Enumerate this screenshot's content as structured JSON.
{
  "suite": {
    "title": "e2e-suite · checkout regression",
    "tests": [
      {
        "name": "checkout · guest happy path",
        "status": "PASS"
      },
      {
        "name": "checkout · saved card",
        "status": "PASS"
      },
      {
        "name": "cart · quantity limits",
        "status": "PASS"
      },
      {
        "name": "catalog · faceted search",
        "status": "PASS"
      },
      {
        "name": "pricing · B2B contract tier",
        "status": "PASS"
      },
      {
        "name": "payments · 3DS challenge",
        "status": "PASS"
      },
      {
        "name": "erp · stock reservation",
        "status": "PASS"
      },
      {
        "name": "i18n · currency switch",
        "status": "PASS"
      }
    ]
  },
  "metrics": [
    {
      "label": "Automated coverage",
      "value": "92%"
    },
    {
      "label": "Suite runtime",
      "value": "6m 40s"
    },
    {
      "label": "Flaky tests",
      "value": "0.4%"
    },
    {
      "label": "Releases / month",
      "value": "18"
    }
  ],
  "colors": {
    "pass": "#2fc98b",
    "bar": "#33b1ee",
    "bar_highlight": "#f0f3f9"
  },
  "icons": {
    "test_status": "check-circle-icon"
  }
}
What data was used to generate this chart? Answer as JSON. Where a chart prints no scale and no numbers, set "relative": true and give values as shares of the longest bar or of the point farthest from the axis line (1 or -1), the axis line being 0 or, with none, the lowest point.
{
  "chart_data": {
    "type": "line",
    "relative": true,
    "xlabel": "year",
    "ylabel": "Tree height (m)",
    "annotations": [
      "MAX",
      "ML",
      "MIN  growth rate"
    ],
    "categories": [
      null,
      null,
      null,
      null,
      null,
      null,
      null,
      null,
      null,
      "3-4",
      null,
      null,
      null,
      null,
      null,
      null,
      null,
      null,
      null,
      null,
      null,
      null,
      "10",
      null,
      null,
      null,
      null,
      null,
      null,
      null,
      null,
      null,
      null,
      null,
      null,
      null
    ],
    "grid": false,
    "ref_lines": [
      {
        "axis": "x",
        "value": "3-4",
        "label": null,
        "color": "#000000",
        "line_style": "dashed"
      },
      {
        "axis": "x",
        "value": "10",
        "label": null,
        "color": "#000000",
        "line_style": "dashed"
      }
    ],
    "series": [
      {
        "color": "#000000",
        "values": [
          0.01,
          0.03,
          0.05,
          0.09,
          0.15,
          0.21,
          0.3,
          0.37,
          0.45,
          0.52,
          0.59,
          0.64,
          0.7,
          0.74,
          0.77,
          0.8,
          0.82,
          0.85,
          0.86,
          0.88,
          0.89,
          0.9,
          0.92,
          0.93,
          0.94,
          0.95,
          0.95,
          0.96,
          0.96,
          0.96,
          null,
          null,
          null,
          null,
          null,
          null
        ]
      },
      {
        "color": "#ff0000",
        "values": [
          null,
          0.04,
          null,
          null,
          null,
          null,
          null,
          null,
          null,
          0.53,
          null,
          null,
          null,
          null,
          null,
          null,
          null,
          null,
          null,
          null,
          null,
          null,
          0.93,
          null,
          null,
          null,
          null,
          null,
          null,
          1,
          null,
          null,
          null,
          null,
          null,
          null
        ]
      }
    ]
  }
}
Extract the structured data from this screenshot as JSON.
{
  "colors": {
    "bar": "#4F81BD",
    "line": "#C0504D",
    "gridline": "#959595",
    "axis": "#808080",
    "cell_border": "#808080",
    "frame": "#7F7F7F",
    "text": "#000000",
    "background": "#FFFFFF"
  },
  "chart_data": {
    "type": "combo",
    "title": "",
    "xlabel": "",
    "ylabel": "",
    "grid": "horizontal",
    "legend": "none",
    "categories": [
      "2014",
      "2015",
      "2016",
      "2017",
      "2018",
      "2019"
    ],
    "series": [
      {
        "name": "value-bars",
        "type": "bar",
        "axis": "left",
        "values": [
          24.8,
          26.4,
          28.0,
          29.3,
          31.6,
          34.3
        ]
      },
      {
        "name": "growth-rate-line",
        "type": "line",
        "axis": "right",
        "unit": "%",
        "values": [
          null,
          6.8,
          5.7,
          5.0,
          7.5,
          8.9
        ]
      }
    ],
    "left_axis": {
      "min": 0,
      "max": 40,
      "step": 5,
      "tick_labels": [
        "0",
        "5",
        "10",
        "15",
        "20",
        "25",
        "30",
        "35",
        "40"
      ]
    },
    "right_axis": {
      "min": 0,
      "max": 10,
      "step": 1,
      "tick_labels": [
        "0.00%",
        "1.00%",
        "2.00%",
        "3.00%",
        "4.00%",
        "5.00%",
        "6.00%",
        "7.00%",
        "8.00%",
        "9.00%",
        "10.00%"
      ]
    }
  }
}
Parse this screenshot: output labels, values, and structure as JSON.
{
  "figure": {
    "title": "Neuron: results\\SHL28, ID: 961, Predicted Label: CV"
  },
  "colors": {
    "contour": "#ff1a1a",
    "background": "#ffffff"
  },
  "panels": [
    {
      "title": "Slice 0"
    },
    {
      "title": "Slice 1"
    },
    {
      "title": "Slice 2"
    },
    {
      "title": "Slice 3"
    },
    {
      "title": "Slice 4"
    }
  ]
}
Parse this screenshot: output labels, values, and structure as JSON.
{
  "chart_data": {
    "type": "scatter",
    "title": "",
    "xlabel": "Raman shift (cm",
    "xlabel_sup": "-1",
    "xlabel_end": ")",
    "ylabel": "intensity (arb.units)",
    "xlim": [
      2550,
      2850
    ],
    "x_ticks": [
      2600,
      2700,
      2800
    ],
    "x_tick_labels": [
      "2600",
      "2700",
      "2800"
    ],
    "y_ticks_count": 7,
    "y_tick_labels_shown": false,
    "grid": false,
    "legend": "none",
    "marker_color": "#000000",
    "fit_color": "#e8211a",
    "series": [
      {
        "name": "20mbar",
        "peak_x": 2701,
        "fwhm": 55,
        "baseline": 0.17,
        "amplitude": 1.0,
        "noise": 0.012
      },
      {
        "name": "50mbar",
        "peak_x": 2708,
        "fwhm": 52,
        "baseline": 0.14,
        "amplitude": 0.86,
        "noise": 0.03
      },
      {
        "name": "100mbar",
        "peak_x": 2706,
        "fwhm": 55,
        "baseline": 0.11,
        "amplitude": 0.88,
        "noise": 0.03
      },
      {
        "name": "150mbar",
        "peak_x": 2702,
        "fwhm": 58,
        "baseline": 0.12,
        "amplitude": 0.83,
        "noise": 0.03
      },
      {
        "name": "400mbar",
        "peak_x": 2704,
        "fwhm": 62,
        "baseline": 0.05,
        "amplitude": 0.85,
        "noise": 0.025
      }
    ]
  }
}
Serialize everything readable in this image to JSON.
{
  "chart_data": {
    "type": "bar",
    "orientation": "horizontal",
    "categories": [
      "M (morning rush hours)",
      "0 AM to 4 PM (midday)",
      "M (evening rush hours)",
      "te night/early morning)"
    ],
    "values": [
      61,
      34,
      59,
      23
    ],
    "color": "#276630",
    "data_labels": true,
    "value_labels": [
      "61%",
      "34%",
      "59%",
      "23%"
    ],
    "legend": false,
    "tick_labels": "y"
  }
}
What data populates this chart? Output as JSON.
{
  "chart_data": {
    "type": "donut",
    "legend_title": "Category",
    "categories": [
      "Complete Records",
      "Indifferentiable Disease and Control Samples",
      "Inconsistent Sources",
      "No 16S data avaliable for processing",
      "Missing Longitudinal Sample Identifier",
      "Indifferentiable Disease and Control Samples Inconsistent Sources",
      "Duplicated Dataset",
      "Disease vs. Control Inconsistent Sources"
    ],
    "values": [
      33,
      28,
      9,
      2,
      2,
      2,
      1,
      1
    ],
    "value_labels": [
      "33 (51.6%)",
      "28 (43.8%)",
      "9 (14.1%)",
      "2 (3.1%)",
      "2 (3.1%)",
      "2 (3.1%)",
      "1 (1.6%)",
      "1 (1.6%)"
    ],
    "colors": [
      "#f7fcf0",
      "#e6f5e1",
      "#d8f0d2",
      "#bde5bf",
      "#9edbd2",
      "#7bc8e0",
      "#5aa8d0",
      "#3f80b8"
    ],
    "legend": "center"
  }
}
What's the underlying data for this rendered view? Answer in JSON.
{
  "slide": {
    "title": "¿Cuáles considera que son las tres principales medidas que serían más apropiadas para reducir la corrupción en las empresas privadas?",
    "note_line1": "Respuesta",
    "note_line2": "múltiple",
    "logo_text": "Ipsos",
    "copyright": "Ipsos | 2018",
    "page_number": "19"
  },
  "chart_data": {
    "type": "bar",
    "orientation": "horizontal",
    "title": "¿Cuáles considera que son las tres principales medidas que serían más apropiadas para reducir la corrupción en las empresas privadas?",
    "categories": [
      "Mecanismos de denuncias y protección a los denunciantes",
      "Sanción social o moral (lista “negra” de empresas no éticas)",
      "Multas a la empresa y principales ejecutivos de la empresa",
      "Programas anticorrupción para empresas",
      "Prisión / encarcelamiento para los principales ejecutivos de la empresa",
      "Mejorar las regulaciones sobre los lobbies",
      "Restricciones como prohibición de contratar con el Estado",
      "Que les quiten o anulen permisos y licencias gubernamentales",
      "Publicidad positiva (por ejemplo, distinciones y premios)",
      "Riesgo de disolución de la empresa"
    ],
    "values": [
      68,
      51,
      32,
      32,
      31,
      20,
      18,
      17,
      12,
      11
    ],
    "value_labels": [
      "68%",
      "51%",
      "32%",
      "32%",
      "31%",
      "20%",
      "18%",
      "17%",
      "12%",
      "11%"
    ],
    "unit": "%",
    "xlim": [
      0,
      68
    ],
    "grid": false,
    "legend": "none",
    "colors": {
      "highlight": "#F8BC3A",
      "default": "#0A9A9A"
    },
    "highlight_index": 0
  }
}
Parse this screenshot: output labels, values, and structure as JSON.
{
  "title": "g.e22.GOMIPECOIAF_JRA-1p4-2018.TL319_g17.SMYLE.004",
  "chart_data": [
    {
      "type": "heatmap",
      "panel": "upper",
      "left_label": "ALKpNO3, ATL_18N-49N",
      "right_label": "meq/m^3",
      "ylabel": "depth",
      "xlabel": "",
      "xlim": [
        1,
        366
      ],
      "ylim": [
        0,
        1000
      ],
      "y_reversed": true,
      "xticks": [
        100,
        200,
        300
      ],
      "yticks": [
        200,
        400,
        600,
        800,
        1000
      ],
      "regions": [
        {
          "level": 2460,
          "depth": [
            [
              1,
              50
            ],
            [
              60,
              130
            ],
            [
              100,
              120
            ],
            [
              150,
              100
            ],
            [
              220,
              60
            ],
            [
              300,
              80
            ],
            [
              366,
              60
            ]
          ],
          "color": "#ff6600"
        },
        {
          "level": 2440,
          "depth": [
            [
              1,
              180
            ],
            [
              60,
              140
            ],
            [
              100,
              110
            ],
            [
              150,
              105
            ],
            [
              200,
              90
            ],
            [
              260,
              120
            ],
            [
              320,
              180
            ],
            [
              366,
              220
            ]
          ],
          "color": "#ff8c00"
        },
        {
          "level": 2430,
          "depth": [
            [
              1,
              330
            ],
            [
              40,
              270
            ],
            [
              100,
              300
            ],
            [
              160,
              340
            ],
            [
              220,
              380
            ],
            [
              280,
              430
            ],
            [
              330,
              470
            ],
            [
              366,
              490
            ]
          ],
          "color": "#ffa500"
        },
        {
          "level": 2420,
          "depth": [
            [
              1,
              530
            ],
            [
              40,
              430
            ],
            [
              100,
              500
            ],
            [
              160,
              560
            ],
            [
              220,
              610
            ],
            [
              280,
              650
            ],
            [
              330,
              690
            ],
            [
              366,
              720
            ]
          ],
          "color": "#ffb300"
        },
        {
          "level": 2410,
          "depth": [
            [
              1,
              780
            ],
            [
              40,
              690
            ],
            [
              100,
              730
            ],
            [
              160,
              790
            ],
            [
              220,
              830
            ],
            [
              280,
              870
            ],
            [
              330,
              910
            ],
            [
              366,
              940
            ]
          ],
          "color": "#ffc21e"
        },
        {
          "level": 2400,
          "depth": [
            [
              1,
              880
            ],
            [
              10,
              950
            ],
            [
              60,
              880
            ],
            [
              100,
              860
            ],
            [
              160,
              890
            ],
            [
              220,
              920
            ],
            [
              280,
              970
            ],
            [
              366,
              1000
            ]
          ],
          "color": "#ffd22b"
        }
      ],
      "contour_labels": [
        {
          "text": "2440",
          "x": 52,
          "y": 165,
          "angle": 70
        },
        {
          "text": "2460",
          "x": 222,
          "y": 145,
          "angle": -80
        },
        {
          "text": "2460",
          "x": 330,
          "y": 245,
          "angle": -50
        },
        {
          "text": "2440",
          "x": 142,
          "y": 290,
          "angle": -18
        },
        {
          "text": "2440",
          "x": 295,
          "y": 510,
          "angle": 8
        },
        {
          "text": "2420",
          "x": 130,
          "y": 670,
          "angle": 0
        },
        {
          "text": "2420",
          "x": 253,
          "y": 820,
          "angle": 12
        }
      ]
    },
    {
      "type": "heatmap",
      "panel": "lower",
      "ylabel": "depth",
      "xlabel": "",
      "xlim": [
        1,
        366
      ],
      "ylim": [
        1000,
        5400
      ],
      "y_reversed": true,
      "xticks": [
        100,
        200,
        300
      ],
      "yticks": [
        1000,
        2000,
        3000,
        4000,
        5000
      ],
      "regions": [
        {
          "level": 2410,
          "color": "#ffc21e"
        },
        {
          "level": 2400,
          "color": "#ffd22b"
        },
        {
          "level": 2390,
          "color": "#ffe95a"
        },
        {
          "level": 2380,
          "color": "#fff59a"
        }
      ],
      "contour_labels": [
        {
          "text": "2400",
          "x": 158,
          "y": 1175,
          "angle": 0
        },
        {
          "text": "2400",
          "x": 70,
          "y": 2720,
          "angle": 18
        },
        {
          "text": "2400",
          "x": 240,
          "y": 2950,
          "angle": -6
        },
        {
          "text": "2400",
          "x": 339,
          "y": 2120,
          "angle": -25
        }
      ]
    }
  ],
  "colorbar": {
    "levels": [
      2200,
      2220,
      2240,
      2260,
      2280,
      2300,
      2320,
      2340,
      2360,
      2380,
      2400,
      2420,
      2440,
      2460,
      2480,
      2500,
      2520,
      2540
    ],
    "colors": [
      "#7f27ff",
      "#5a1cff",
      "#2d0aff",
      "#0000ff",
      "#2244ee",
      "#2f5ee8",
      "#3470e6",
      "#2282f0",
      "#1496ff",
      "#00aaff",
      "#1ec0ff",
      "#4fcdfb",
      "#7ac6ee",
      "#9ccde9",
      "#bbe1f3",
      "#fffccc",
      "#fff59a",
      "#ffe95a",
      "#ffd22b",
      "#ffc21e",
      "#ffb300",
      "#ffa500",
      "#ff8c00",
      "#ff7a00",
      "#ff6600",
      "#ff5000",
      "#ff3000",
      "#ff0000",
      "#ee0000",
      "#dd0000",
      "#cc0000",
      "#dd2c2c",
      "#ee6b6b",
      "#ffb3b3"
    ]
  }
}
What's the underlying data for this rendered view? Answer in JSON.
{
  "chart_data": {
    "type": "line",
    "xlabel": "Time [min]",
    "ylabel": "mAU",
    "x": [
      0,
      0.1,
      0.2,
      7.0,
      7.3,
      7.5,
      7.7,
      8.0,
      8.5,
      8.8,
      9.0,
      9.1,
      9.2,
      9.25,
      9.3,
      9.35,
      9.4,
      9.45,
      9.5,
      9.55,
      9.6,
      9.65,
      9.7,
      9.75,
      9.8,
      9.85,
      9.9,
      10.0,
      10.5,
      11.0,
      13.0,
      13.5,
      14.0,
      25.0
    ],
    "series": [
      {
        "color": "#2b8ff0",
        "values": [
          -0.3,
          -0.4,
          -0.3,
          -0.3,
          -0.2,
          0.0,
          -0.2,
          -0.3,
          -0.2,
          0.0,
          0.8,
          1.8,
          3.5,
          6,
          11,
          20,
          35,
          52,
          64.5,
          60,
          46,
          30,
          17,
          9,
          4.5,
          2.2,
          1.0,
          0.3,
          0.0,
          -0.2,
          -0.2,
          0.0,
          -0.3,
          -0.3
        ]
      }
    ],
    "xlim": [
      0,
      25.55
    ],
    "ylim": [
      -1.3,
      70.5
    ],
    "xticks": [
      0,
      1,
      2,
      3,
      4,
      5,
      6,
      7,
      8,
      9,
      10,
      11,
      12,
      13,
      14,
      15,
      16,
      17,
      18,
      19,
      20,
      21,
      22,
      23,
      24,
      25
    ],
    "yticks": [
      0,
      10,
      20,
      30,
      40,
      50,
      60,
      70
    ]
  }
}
= = =
Goal of the exercise: From the entries above, return each line with the word "morning" in it.

Solution to the exercise:
      "M (morning rush hours)",
      "te night/early morning)"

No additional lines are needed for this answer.